GIVEN DATA -

>> START

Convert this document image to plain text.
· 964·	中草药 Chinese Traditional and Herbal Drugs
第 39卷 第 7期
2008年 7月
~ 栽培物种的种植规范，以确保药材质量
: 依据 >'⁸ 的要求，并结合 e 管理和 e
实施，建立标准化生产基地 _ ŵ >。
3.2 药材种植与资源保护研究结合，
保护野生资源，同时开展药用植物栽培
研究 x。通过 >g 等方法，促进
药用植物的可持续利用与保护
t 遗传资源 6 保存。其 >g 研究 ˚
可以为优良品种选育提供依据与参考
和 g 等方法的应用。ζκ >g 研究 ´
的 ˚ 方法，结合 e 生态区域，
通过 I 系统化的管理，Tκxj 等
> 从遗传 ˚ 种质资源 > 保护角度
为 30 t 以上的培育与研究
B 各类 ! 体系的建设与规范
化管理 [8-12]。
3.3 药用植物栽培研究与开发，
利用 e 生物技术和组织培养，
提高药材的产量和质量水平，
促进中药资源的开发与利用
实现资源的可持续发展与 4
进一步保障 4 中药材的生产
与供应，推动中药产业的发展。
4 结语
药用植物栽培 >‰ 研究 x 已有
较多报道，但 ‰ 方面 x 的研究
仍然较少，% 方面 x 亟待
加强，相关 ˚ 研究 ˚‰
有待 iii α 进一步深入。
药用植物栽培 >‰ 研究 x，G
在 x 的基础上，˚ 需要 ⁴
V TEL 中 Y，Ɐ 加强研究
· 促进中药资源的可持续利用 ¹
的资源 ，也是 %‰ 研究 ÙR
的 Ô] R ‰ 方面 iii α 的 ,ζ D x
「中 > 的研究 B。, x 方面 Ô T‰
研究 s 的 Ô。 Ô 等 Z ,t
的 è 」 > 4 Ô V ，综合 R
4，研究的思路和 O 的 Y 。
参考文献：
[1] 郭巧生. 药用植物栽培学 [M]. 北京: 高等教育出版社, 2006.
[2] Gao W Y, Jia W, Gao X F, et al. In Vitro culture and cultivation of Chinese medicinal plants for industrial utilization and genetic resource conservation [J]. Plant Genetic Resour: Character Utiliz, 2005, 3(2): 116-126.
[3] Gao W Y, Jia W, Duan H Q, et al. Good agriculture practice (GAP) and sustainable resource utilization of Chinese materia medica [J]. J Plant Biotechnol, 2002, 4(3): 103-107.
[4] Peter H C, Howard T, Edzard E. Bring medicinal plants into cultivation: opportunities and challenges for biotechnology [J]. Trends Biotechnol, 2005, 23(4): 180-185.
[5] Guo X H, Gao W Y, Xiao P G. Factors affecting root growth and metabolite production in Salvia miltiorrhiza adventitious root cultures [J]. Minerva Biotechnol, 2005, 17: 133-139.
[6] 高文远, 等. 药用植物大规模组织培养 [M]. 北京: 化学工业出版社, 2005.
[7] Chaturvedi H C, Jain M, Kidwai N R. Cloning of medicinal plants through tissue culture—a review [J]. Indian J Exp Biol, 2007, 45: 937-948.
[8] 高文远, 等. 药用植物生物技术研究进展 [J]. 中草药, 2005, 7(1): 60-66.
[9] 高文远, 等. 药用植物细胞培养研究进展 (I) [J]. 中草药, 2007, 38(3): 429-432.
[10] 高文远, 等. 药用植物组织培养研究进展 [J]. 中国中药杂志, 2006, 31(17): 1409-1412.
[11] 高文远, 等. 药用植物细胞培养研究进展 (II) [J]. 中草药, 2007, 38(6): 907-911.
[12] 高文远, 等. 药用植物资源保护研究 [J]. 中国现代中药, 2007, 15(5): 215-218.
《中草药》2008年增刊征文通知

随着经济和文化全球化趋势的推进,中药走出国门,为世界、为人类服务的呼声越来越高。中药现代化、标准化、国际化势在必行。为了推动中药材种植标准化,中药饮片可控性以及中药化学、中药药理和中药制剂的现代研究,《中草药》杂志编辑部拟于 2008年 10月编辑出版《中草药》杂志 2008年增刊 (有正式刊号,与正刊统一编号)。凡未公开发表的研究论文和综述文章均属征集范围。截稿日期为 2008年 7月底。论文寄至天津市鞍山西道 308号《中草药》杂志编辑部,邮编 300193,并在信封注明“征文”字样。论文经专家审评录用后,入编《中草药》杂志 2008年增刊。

>> END

STATED EXERCISE - The records above are to be repeated exactly, in their entirety.

IN RESPONSE -
Convert this document image to plain text.
· 964·	中草药 Chinese Traditional and Herbal Drugs
第 39卷 第 7期
2008年 7月
~ 栽培物种的种植规范，以确保药材质量
: 依据 >'⁸ 的要求，并结合 e 管理和 e
实施，建立标准化生产基地 _ ŵ >。
3.2 药材种植与资源保护研究结合，
保护野生资源，同时开展药用植物栽培
研究 x。通过 >g 等方法，促进
药用植物的可持续利用与保护
t 遗传资源 6 保存。其 >g 研究 ˚
可以为优良品种选育提供依据与参考
和 g 等方法的应用。ζκ >g 研究 ´
的 ˚ 方法，结合 e 生态区域，
通过 I 系统化的管理，Tκxj 等
> 从遗传 ˚ 种质资源 > 保护角度
为 30 t 以上的培育与研究
B 各类 ! 体系的建设与规范
化管理 [8-12]。
3.3 药用植物栽培研究与开发，
利用 e 生物技术和组织培养，
提高药材的产量和质量水平，
促进中药资源的开发与利用
实现资源的可持续发展与 4
进一步保障 4 中药材的生产
与供应，推动中药产业的发展。
4 结语
药用植物栽培 >‰ 研究 x 已有
较多报道，但 ‰ 方面 x 的研究
仍然较少，% 方面 x 亟待
加强，相关 ˚ 研究 ˚‰
有待 iii α 进一步深入。
药用植物栽培 >‰ 研究 x，G
在 x 的基础上，˚ 需要 ⁴
V TEL 中 Y，Ɐ 加强研究
· 促进中药资源的可持续利用 ¹
的资源 ，也是 %‰ 研究 ÙR
的 Ô] R ‰ 方面 iii α 的 ,ζ D x
「中 > 的研究 B。, x 方面 Ô T‰
研究 s 的 Ô。 Ô 等 Z ,t
的 è 」 > 4 Ô V ，综合 R
4，研究的思路和 O 的 Y 。
参考文献：
[1] 郭巧生. 药用植物栽培学 [M]. 北京: 高等教育出版社, 2006.
[2] Gao W Y, Jia W, Gao X F, et al. In Vitro culture and cultivation of Chinese medicinal plants for industrial utilization and genetic resource conservation [J]. Plant Genetic Resour: Character Utiliz, 2005, 3(2): 116-126.
[3] Gao W Y, Jia W, Duan H Q, et al. Good agriculture practice (GAP) and sustainable resource utilization of Chinese materia medica [J]. J Plant Biotechnol, 2002, 4(3): 103-107.
[4] Peter H C, Howard T, Edzard E. Bring medicinal plants into cultivation: opportunities and challenges for biotechnology [J]. Trends Biotechnol, 2005, 23(4): 180-185.
[5] Guo X H, Gao W Y, Xiao P G. Factors affecting root growth and metabolite production in Salvia miltiorrhiza adventitious root cultures [J]. Minerva Biotechnol, 2005, 17: 133-139.
[6] 高文远, 等. 药用植物大规模组织培养 [M]. 北京: 化学工业出版社, 2005.
[7] Chaturvedi H C, Jain M, Kidwai N R. Cloning of medicinal plants through tissue culture—a review [J]. Indian J Exp Biol, 2007, 45: 937-948.
[8] 高文远, 等. 药用植物生物技术研究进展 [J]. 中草药, 2005, 7(1): 60-66.
[9] 高文远, 等. 药用植物细胞培养研究进展 (I) [J]. 中草药, 2007, 38(3): 429-432.
[10] 高文远, 等. 药用植物组织培养研究进展 [J]. 中国中药杂志, 2006, 31(17): 1409-1412.
[11] 高文远, 等. 药用植物细胞培养研究进展 (II) [J]. 中草药, 2007, 38(6): 907-911.
[12] 高文远, 等. 药用植物资源保护研究 [J]. 中国现代中药, 2007, 15(5): 215-218.
《中草药》2008年增刊征文通知

随着经济和文化全球化趋势的推进,中药走出国门,为世界、为人类服务的呼声越来越高。中药现代化、标准化、国际化势在必行。为了推动中药材种植标准化,中药饮片可控性以及中药化学、中药药理和中药制剂的现代研究,《中草药》杂志编辑部拟于 2008年 10月编辑出版《中草药》杂志 2008年增刊 (有正式刊号,与正刊统一编号)。凡未公开发表的研究论文和综述文章均属征集范围。截稿日期为 2008年 7月底。论文寄至天津市鞍山西道 308号《中草药》杂志编辑部,邮编 300193,并在信封注明“征文”字样。论文经专家审评录用后,入编《中草药》杂志 2008年增刊。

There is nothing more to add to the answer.